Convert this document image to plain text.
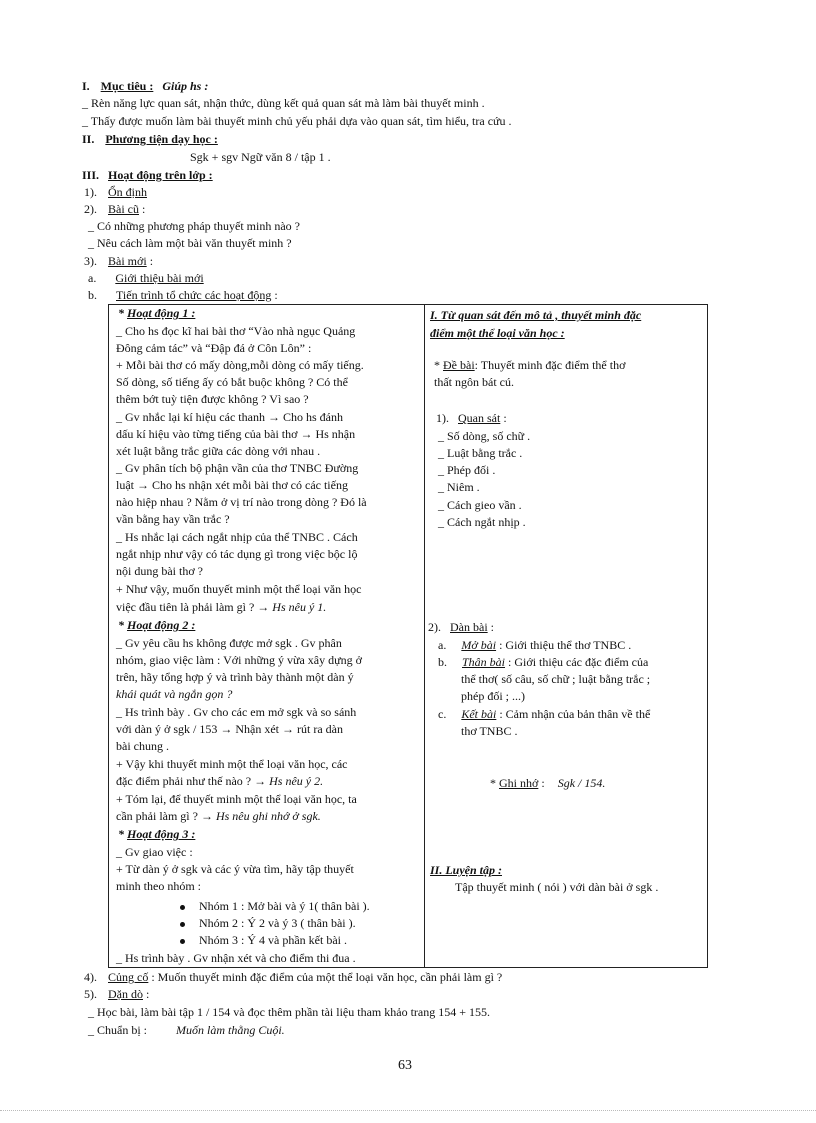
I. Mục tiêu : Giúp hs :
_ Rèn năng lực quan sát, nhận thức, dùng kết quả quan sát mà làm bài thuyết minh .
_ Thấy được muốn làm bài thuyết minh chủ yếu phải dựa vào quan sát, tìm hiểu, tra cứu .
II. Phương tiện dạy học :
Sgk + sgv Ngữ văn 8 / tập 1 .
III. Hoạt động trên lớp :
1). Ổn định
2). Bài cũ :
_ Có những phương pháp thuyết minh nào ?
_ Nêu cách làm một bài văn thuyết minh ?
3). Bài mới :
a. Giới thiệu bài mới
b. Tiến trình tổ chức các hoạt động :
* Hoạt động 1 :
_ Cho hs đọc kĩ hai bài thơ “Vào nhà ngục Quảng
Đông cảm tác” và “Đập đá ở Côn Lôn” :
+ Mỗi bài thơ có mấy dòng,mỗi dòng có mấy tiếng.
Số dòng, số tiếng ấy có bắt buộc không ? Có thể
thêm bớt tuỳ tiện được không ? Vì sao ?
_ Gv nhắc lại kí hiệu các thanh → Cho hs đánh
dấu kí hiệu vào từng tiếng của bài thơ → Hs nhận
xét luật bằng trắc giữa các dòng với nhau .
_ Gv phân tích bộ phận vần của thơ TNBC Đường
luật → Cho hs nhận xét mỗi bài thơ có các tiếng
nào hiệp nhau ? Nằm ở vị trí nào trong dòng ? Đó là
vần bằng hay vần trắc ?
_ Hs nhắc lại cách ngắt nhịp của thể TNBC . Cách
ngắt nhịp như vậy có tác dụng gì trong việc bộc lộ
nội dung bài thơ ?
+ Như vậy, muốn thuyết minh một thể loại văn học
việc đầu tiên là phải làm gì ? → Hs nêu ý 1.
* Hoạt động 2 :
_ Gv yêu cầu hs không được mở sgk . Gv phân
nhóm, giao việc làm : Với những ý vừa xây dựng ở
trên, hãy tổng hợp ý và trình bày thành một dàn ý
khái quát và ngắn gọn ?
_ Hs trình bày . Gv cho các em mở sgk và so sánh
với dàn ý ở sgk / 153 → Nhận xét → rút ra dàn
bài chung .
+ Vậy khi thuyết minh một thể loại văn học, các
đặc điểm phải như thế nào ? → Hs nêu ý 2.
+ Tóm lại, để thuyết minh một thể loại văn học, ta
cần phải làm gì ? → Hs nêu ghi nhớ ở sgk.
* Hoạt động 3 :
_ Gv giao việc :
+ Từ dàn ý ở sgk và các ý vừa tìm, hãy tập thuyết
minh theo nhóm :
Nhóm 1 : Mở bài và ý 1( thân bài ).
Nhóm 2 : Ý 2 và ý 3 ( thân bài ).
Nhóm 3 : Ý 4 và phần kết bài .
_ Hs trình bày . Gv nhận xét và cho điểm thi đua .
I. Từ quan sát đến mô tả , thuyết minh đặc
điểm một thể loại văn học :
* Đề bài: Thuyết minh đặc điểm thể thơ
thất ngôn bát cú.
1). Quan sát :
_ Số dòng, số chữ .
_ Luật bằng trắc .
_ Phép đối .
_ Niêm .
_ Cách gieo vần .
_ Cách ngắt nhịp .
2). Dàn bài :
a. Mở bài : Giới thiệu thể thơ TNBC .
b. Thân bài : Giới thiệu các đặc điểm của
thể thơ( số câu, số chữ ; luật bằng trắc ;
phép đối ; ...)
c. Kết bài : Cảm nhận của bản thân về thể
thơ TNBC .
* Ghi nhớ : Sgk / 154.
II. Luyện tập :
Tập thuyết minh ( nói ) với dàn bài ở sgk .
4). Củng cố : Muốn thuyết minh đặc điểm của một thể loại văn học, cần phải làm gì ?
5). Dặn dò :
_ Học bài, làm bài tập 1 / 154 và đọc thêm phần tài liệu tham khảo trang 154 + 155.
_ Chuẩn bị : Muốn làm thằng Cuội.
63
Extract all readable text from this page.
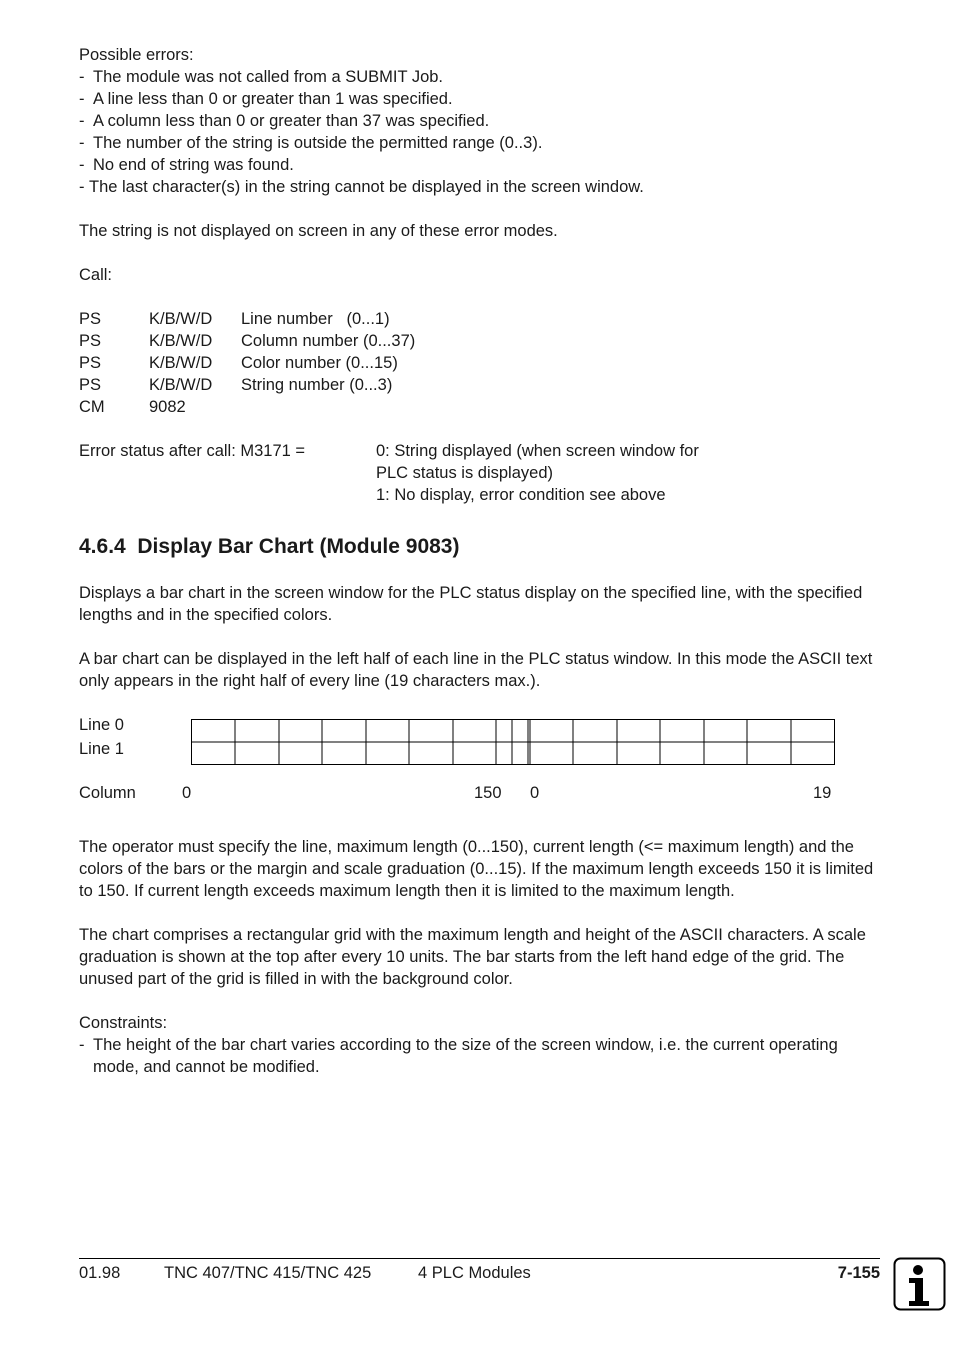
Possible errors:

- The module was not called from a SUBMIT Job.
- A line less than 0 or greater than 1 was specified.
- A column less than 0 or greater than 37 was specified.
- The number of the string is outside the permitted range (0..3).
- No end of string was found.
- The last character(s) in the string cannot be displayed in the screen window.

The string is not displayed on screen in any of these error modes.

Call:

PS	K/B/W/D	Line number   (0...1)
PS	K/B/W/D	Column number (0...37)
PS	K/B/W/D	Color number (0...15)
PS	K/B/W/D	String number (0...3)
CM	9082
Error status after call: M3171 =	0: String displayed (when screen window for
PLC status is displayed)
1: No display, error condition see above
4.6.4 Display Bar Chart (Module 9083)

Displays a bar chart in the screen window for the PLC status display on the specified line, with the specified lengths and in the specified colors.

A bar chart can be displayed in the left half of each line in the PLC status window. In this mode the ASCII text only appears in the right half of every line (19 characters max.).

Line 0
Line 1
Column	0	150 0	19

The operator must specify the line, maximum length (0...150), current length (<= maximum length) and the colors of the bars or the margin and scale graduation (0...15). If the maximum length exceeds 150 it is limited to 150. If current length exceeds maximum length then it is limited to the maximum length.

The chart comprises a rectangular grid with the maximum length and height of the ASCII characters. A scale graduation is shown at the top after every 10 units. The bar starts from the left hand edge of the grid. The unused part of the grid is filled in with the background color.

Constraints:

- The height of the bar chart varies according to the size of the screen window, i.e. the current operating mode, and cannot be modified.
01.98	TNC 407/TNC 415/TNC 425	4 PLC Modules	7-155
+ + + + +
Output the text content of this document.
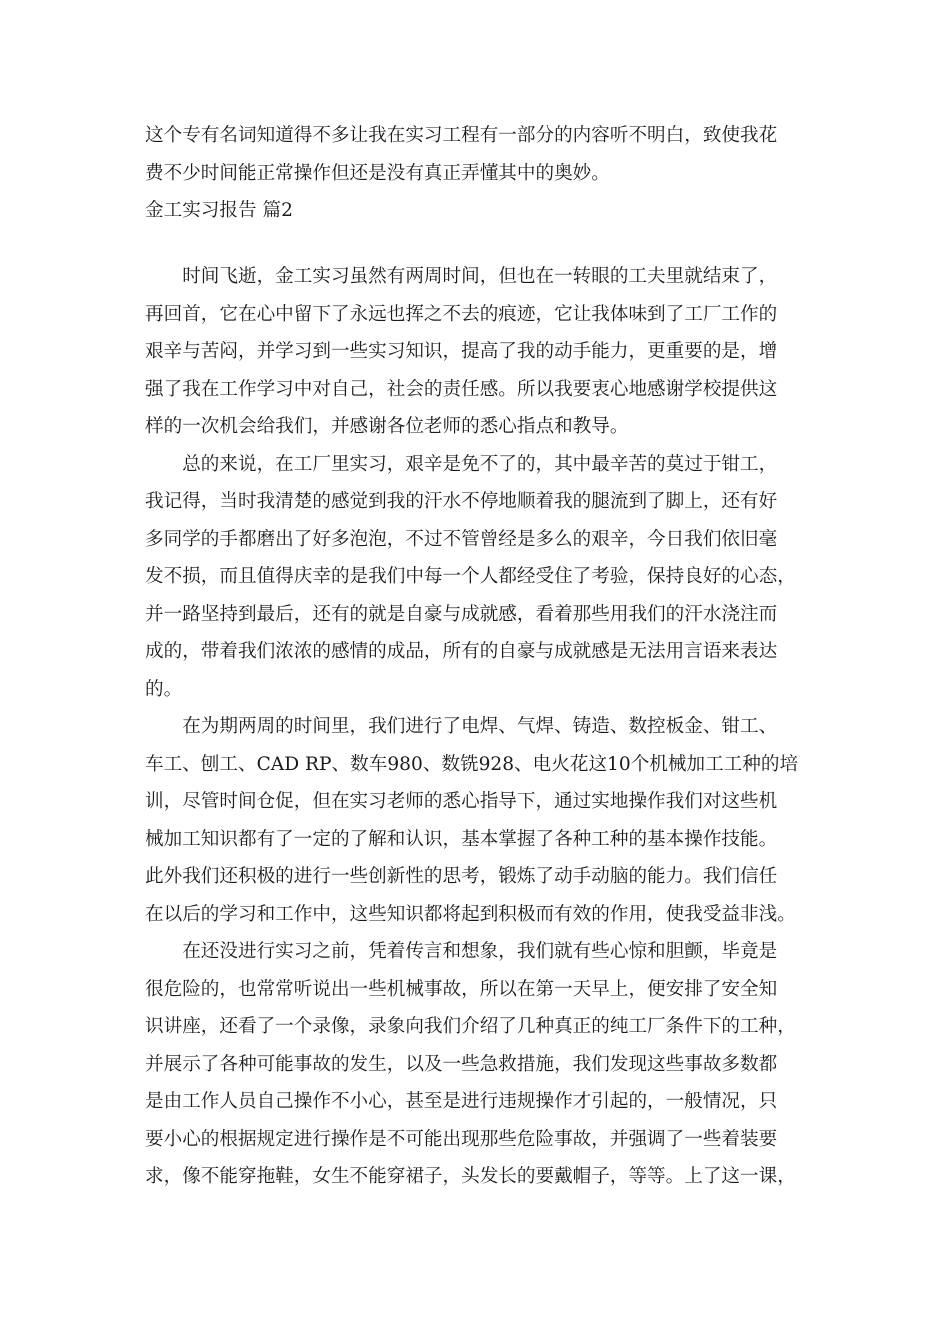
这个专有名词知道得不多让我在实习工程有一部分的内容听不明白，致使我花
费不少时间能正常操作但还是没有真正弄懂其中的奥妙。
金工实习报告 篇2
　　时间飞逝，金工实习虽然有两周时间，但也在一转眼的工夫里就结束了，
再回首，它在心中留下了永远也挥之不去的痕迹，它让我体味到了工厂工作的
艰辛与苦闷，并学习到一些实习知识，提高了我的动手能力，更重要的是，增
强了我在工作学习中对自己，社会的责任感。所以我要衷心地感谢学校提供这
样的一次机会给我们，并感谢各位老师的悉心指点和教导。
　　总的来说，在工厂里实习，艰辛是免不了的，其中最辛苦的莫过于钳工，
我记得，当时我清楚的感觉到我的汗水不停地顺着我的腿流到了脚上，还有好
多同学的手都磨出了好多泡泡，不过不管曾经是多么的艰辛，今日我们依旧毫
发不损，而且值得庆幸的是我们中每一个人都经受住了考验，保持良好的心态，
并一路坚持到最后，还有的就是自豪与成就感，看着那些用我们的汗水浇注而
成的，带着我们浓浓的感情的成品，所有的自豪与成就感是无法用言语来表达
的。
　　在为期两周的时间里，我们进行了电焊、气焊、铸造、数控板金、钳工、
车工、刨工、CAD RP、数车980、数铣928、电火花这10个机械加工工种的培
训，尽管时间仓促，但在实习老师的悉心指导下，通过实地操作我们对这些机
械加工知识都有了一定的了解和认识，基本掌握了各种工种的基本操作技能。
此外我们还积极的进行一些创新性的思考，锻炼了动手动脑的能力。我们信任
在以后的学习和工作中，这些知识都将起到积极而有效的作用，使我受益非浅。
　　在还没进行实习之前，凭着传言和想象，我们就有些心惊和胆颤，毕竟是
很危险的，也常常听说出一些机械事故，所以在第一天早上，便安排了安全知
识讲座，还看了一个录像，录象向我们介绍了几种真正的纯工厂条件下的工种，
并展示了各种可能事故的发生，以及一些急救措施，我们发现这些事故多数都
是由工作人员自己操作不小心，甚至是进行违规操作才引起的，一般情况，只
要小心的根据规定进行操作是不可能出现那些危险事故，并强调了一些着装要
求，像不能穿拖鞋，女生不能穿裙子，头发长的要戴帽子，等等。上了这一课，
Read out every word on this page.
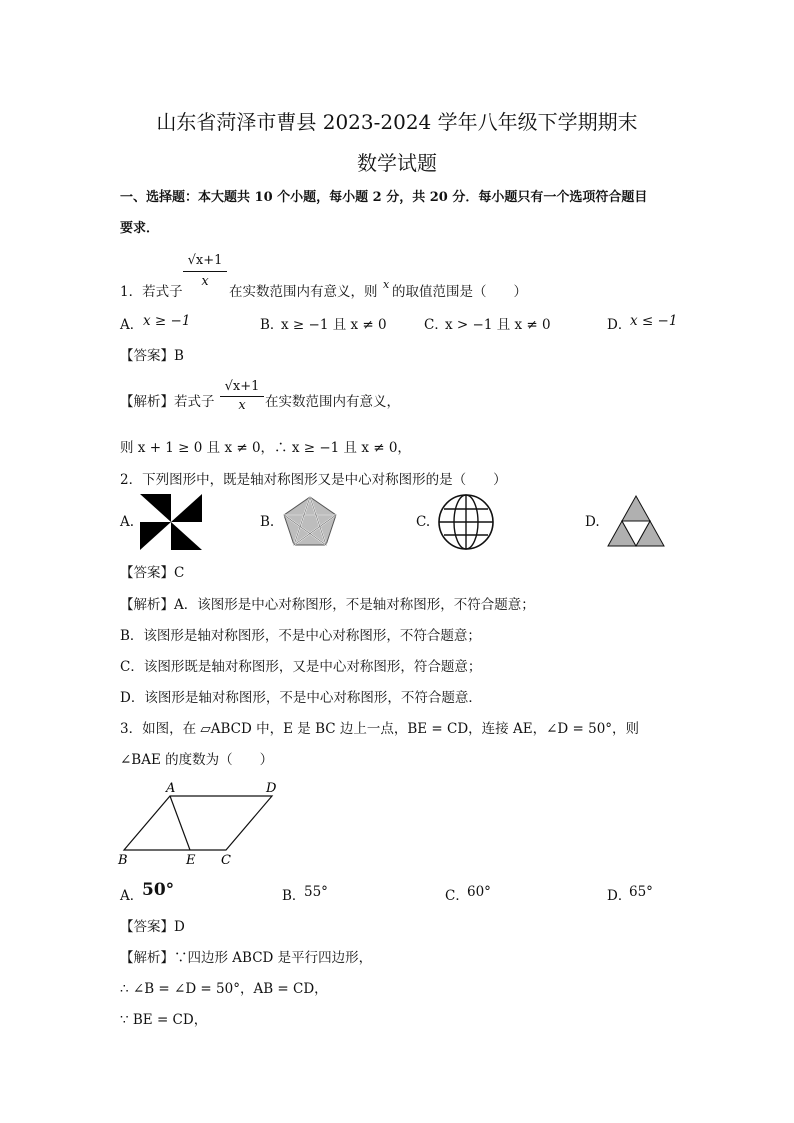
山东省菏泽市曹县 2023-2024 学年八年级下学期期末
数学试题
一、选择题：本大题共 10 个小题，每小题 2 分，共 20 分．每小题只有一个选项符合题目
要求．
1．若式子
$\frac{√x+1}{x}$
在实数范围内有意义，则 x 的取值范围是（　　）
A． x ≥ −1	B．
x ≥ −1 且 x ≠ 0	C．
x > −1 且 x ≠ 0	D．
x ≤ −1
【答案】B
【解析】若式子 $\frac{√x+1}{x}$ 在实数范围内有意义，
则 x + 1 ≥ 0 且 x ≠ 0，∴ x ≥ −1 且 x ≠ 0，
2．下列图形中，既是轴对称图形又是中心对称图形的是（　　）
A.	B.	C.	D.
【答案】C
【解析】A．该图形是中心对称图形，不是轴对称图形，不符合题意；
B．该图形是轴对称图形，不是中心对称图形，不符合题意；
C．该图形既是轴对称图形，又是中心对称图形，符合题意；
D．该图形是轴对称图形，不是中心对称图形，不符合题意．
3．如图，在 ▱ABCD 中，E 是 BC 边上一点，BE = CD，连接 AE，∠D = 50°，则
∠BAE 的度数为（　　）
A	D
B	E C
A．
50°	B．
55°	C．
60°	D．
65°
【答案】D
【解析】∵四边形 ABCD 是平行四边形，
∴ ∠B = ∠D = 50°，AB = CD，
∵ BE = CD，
+ + + + +
-- What needs to be done --
Report only the number of lines that hold the word "trình".

-- Output --
4